:: Given data

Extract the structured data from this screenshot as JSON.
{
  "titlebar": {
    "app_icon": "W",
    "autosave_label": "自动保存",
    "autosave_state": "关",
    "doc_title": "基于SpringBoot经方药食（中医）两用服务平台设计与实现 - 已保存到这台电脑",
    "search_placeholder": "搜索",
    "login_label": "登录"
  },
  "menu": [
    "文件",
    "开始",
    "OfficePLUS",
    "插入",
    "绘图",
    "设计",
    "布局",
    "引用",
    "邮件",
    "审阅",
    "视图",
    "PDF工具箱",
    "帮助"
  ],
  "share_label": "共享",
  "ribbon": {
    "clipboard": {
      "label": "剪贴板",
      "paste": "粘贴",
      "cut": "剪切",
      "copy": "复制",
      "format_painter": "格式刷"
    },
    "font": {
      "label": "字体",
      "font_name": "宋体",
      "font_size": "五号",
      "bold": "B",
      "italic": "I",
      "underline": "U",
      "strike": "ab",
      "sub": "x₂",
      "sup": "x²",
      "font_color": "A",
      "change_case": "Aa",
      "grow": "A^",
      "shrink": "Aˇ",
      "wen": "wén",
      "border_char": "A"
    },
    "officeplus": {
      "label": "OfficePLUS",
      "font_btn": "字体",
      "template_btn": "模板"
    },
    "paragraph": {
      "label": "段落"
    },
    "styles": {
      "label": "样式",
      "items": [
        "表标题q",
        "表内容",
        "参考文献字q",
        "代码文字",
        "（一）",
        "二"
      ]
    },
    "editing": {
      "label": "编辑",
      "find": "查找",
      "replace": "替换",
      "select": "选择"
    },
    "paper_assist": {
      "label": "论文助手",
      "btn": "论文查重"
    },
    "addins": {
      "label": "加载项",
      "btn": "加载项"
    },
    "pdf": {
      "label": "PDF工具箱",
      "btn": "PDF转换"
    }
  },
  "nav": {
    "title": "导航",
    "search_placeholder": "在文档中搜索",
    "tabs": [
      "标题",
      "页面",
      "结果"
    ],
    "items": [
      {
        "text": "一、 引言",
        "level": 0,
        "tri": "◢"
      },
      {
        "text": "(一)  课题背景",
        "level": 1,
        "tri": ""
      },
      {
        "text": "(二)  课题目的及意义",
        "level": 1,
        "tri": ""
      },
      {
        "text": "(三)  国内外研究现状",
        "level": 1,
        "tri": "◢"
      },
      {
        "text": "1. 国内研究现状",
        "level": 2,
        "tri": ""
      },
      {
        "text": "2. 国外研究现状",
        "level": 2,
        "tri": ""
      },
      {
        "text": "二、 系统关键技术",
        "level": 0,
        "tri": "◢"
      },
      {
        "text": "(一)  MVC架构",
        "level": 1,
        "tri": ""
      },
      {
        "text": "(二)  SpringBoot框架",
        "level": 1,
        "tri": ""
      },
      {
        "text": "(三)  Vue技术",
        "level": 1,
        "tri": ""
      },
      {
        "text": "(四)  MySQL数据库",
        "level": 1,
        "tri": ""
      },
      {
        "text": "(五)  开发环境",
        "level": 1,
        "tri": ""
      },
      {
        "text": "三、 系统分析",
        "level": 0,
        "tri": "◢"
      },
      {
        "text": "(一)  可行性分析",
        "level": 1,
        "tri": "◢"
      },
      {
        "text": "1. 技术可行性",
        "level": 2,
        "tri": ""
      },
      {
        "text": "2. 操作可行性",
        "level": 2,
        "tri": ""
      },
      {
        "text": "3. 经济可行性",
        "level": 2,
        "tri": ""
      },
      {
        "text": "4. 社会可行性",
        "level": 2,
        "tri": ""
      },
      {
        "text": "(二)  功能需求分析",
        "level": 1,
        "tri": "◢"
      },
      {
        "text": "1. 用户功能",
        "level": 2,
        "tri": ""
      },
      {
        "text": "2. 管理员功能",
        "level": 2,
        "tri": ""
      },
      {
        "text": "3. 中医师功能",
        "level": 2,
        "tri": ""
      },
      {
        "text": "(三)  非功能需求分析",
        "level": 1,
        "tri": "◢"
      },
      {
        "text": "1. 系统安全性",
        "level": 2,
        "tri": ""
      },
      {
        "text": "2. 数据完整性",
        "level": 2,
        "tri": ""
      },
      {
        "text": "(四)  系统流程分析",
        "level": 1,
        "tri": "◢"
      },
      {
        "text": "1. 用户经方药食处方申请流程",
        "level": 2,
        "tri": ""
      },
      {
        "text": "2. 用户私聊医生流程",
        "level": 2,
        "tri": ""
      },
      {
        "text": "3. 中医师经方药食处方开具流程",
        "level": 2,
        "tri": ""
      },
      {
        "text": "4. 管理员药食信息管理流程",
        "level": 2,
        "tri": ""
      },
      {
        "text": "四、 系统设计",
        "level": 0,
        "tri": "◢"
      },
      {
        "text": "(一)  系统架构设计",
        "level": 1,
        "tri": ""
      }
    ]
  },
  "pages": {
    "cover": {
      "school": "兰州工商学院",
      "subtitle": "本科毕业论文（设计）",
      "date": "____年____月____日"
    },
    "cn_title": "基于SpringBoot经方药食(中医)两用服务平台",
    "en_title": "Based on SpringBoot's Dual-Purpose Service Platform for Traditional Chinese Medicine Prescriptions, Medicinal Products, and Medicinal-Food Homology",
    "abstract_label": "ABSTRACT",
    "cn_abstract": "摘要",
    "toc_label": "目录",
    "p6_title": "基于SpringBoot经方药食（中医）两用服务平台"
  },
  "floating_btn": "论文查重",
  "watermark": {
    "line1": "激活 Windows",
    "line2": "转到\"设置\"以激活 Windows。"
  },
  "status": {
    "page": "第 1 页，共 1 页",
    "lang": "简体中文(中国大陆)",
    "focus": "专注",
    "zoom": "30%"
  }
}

::::

Gather all lines with the string "Windows" from the data.

--- Task result ---
    "line1": "激活 Windows",
    "line2": "转到\"设置\"以激活 Windows。"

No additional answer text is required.